Personal details
- Born: 1 December 1808
- Died: 12 July 1876 (aged 67) Grove, West Molesey, Surrey
- Spouse: Gertrude Ford ​(before 1876)​
- Relations: John Perceval, 2nd Earl of Egmont (grandfather) Spencer Horatio Walpole (brother) Horatio Walpole, 1st Earl of Orford (cousin)
- Children: 9
- Parent(s): Thomas Walpole Lady Margaret Perceval
- Education: Eton College

Military service
- Allegiance: United Kingdom
- Rank: Lieutenant-General
- Unit: British Army
- Commands: 65th (2nd Yorkshire, North Riding) Regiment of Foot

= Robert Walpole (British Army officer) =

Lieutenant-General Sir Robert Walpole KCB (1 December 1808 – 12 July 1876) was a British Army officer.

==Early life and education==

Walpole was the second son of diplomat Thomas Walpole of Stagbury Park, Surrey and Lady Margaret Perceval, the eighth daughter of John Perceval, 2nd Earl of Egmont. His elder brother was Spencer Horatio Walpole and his first cousin was Horatio Walpole, 1st Earl of Orford.

He was educated at Dr. Goodenough's school at Ealing and at Eton College and received a commission as ensign in the Rifle Brigade on 11 May 1825.

==Career==
He was promoted to lieutenant the following year and served with his corps in Nova Scotia (1825–36), Ireland, Birmingham during the bread riots (1839), Jersey, and Malta (1841–43). He rose through the ranks to lieutenant-colonel in 1847, when he was appointed to the staff as deputy-adjutant and quartermaster-general at Corfu. He remained there until 1856, having been promoted to colonel in the army in 1854.

In 1857 Walpole went to India to take part in the suppression of the Indian Mutiny. He arrived at Cawnpore early in November, and commanded, under Major-general Windham, a detachment of the Rifle Brigade at the Pandu Nudda. On 28 November, in command of the left brigade, he defeated the right attack of the Gwalior contingent, and Windham reported that Walpole had 'achieved a complete victory over the enemy and captured two 18-pounder guns.’

Walpole commanded the 6th brigade of the army under Sir Colin Campbell at the Battle of Cawnpore on 6 December 1857. The brigade was composed of the 2nd and 3rd battalions of the Rifle Brigade and a detachment of the 38th Foot. Crossing the canal and moving along the outskirts of the western face of the town, Walpole successfully prevented the enemy's centre from supporting their right, which had been turned by the British 4th and 5th brigades. On 18 December Walpole, with a detached corps of the army, consisting of the 6th brigade with the addition of a field battery, a troop of horse artillery, and a company of sappers, marched through the Doab, captured Etawa on 29 December, and on 3 January 1858 reached Bewar, where Brigadier-general Seaton's force, which had arrived already, came under his command. Walpole, with the combined force, joined Sir Colin Campbell at Fatehgarh on the following day.

→ RAW DATA:
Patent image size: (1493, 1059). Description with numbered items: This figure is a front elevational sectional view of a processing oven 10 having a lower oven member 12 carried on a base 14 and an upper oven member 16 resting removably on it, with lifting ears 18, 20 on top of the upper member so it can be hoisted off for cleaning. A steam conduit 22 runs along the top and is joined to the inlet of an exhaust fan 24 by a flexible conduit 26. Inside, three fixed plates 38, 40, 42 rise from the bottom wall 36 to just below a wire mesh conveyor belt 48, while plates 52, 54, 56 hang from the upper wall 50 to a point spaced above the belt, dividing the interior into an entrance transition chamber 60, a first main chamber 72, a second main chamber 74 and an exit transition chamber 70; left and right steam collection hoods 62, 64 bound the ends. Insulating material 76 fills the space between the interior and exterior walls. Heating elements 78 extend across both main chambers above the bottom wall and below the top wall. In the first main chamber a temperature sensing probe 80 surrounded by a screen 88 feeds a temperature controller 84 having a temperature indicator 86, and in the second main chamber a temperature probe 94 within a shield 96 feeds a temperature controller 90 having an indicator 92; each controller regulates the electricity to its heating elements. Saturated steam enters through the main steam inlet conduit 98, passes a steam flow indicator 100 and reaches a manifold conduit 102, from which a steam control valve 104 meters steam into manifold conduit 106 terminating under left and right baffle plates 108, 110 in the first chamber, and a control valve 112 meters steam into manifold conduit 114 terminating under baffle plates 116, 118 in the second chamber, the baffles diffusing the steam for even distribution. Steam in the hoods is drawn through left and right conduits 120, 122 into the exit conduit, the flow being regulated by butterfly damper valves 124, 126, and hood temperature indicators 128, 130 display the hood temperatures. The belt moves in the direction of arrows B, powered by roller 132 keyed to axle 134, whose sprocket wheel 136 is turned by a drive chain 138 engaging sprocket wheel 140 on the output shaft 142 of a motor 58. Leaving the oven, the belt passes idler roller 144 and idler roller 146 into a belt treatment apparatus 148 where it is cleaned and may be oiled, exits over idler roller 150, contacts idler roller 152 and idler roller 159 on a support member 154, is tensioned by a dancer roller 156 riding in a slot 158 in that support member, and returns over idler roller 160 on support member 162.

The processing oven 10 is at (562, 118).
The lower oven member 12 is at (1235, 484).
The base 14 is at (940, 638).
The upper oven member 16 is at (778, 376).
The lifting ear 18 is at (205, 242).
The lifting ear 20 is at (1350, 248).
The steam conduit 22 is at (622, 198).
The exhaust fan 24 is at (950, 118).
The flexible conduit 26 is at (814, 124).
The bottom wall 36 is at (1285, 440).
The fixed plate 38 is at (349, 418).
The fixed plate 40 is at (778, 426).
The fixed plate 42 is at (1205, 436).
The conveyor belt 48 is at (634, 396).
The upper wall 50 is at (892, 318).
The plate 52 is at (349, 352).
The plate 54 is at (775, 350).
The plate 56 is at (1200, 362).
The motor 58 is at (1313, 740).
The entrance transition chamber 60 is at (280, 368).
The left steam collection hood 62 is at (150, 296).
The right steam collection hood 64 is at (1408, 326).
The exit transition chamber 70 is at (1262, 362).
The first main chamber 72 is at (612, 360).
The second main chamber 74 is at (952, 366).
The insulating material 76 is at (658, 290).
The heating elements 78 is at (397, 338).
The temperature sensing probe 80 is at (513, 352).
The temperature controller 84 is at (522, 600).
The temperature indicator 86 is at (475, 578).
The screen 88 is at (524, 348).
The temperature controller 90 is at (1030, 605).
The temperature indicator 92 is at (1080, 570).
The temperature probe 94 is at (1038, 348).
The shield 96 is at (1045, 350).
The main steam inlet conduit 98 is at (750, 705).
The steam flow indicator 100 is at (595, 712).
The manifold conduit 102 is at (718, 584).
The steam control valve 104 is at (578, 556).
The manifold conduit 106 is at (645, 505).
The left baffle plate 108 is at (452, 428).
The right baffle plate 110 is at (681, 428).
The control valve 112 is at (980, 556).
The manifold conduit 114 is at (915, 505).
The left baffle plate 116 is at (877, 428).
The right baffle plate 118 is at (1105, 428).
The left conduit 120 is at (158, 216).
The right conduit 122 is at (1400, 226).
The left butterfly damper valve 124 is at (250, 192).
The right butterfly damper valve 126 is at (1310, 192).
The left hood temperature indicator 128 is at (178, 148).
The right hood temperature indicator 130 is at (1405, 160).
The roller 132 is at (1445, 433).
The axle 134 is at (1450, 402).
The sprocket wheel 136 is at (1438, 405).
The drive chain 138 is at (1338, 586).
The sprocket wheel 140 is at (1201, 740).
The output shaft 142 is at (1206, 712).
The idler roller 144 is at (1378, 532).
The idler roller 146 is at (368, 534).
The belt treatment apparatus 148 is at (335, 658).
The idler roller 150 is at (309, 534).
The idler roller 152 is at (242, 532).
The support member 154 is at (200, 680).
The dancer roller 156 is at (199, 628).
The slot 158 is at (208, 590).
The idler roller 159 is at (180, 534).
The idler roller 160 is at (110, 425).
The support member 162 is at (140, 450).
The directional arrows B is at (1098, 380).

→ JOB: State whether each statement below agrees with the text on Robert Walpole, answering yes or no and quoting the deciding words of the text. (a) Walpole was the eldest son of Thomas Walpole. (b) Walpole captured Etawa on 29 December. (c) Walpole was promoted to colonel in 1847.

→ TASK OUTPUT:
(a) No: "Walpole was the second son of diplomat Thomas Walpole"
(b) Yes: "captured Etawa on 29 December"
(c) No: "having been promoted to colonel in the army in 1854"